STATED GOAL - Return the lines of the material below verbatim, from its first line through the line containing "bar [237,387,251,391]", with both ends included.

Part of a data file
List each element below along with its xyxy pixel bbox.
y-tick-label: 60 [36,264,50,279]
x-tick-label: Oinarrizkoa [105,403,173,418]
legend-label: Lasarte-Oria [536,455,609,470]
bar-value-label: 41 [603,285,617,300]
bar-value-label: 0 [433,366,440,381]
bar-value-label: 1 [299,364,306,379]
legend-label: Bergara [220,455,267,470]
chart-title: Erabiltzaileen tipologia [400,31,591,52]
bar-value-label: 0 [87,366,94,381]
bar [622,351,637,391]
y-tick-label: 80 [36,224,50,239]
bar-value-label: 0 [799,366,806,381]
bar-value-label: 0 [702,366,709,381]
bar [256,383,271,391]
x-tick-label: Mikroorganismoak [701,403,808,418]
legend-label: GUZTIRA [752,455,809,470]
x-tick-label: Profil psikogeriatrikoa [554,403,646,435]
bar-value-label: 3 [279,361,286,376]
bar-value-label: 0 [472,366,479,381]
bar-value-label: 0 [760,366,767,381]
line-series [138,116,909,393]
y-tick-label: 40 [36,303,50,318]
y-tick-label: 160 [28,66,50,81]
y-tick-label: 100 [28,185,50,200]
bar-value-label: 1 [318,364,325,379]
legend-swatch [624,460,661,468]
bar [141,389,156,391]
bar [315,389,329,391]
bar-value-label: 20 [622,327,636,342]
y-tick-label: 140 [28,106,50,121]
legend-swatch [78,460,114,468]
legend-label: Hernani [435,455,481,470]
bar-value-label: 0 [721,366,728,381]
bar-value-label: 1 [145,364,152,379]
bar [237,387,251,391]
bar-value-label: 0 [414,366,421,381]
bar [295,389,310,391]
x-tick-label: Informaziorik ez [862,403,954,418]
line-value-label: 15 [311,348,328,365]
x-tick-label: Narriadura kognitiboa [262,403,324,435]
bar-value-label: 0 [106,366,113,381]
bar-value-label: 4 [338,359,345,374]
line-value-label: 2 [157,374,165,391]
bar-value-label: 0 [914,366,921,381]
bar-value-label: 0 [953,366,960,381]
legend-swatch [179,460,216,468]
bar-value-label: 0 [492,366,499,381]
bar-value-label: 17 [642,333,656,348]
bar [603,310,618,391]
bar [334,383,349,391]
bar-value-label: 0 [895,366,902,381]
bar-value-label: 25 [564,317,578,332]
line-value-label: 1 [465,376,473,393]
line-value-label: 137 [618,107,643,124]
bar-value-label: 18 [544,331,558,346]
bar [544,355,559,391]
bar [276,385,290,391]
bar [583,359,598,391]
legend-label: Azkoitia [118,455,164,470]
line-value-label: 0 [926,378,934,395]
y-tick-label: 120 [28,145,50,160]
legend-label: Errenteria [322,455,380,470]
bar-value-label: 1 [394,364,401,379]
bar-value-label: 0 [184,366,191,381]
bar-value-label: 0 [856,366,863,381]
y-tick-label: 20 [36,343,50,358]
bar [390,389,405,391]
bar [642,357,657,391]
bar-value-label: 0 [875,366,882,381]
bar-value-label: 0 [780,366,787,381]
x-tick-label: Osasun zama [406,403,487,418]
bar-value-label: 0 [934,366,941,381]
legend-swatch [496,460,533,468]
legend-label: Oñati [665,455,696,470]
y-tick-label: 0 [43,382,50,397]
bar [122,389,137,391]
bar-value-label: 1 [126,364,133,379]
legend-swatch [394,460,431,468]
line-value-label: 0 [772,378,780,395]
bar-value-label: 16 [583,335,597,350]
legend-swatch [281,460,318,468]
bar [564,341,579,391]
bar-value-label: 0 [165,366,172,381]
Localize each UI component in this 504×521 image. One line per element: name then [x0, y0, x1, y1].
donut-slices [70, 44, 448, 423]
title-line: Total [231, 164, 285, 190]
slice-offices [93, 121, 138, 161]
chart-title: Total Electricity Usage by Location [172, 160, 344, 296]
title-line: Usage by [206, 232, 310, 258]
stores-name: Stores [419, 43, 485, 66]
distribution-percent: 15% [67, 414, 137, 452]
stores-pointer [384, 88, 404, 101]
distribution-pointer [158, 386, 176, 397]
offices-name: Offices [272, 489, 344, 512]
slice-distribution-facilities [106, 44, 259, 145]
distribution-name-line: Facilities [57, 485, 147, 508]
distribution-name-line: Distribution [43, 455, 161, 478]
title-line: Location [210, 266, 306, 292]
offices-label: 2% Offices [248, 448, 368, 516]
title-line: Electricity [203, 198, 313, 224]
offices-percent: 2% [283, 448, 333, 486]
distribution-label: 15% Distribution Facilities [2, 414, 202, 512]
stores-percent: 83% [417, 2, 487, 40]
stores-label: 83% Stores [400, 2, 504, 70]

THE REPLY -
List each element below along with its xyxy pixel bbox.
y-tick-label: 60 [36,264,50,279]
x-tick-label: Oinarrizkoa [105,403,173,418]
legend-label: Lasarte-Oria [536,455,609,470]
bar-value-label: 41 [603,285,617,300]
bar-value-label: 0 [433,366,440,381]
bar-value-label: 1 [299,364,306,379]
legend-label: Bergara [220,455,267,470]
chart-title: Erabiltzaileen tipologia [400,31,591,52]
bar-value-label: 0 [87,366,94,381]
bar [622,351,637,391]
y-tick-label: 80 [36,224,50,239]
bar-value-label: 0 [799,366,806,381]
bar-value-label: 0 [702,366,709,381]
bar [256,383,271,391]
x-tick-label: Mikroorganismoak [701,403,808,418]
legend-label: GUZTIRA [752,455,809,470]
x-tick-label: Profil psikogeriatrikoa [554,403,646,435]
bar-value-label: 3 [279,361,286,376]
bar-value-label: 0 [472,366,479,381]
bar-value-label: 0 [760,366,767,381]
line-series [138,116,909,393]
y-tick-label: 40 [36,303,50,318]
y-tick-label: 160 [28,66,50,81]
y-tick-label: 100 [28,185,50,200]
bar-value-label: 1 [318,364,325,379]
legend-swatch [624,460,661,468]
bar [141,389,156,391]
bar [315,389,329,391]
bar-value-label: 20 [622,327,636,342]
y-tick-label: 140 [28,106,50,121]
legend-swatch [78,460,114,468]
legend-label: Hernani [435,455,481,470]
bar-value-label: 0 [721,366,728,381]
bar-value-label: 1 [145,364,152,379]
bar [237,387,251,391]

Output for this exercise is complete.